STATED TASK
Search the material for the string "could", then report how many lines hold it, with no other text.
-- START OF DATA SECTION --
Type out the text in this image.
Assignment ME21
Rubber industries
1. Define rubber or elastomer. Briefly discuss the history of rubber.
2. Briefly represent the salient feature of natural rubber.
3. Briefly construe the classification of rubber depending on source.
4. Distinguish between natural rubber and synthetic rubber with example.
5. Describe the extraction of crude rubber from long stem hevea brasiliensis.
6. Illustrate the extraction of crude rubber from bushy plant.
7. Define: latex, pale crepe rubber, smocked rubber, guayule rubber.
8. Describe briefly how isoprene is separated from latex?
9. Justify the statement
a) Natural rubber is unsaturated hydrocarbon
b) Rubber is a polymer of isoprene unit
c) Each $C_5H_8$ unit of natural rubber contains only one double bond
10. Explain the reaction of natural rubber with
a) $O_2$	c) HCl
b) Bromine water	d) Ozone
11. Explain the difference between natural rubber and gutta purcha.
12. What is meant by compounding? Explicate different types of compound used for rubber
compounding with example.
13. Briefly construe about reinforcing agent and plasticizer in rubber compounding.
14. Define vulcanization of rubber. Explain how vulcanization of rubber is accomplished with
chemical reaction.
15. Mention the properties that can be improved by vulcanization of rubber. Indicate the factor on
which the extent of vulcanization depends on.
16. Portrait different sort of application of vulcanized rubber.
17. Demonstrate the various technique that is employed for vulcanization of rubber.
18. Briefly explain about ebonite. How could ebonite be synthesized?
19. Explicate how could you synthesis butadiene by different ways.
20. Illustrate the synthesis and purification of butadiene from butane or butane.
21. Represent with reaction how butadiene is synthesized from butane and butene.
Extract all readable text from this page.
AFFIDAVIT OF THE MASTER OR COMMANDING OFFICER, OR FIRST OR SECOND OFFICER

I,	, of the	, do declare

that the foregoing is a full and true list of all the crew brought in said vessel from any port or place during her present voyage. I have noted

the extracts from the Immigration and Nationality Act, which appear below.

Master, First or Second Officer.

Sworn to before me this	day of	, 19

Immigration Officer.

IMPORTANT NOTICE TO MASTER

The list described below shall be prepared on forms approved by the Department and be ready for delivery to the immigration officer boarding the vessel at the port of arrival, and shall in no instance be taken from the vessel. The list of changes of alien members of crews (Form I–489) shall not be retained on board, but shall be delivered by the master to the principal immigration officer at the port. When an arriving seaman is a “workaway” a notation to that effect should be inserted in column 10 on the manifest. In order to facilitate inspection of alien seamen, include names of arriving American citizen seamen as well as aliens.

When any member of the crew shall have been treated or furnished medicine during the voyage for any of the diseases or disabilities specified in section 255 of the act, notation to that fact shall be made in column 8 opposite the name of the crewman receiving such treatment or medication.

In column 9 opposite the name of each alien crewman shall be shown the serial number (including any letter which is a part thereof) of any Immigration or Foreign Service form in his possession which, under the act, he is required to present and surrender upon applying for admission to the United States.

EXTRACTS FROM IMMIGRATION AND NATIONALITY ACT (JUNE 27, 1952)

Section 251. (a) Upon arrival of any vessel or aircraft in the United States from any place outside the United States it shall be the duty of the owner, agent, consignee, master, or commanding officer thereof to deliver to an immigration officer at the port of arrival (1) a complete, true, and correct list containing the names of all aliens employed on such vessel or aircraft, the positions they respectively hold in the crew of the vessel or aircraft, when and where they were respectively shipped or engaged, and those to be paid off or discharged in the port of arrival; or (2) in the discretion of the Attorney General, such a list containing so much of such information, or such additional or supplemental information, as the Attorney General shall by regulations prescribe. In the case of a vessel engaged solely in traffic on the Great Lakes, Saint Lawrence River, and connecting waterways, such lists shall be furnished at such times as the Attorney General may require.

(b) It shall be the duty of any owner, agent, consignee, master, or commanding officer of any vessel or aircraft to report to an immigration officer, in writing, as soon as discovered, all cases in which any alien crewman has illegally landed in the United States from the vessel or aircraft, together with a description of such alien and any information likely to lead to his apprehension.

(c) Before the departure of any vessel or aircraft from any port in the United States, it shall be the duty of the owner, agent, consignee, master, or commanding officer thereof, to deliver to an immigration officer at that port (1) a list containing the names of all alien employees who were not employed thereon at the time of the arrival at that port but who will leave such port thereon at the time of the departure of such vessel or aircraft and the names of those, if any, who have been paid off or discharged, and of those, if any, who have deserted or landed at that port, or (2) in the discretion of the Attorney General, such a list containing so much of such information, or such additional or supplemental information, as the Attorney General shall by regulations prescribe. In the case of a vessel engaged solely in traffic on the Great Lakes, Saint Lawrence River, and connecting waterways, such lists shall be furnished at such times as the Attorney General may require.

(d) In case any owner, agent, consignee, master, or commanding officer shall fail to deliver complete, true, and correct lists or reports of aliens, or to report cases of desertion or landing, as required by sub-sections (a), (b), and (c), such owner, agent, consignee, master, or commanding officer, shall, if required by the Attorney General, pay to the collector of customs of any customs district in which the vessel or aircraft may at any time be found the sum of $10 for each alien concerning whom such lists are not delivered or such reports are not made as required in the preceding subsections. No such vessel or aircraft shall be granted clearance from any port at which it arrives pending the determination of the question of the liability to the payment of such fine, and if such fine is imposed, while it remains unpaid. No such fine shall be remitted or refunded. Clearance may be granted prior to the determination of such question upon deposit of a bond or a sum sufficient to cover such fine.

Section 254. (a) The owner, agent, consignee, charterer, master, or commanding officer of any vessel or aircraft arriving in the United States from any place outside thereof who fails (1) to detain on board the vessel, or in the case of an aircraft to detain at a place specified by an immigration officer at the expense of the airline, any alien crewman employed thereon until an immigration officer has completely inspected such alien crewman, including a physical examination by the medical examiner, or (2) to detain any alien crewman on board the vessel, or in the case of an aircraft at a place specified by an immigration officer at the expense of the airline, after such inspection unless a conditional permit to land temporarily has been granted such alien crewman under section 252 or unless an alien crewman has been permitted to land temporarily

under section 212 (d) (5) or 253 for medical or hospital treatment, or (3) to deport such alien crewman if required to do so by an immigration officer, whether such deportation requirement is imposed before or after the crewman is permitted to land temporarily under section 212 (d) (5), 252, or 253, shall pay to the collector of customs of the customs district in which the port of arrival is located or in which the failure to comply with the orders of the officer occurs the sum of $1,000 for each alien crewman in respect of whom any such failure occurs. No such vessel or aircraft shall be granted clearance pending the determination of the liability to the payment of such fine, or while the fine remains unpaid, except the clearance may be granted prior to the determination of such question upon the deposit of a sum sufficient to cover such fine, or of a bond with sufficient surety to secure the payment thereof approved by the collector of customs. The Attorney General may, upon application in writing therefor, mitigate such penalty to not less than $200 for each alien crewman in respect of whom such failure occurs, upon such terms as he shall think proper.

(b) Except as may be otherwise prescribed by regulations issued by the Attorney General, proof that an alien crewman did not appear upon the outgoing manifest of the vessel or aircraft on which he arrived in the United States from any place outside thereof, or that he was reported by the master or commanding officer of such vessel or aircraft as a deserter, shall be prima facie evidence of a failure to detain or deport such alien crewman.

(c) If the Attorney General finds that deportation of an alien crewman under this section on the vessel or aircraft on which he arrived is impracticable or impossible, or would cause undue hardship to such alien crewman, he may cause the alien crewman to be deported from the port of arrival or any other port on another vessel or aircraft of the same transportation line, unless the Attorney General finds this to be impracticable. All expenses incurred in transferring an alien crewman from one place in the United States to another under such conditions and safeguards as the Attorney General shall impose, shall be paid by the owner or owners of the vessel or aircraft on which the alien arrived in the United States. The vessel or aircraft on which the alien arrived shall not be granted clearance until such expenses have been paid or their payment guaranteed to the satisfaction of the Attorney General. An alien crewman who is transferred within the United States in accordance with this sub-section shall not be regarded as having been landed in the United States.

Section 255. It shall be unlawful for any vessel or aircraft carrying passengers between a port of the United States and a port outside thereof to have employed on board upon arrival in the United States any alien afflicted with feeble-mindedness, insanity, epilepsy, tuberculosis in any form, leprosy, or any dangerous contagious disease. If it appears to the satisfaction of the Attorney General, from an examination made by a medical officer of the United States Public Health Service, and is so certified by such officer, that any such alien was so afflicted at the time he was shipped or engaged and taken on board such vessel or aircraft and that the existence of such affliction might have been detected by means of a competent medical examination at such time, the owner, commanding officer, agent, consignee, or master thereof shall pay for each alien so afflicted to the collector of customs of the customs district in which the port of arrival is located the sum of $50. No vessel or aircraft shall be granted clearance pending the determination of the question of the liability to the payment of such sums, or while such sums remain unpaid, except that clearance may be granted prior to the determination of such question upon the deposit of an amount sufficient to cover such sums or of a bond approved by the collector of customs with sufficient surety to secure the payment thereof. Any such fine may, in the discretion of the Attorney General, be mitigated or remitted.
-- END OF DATA SECTION --
THE ANSWER
2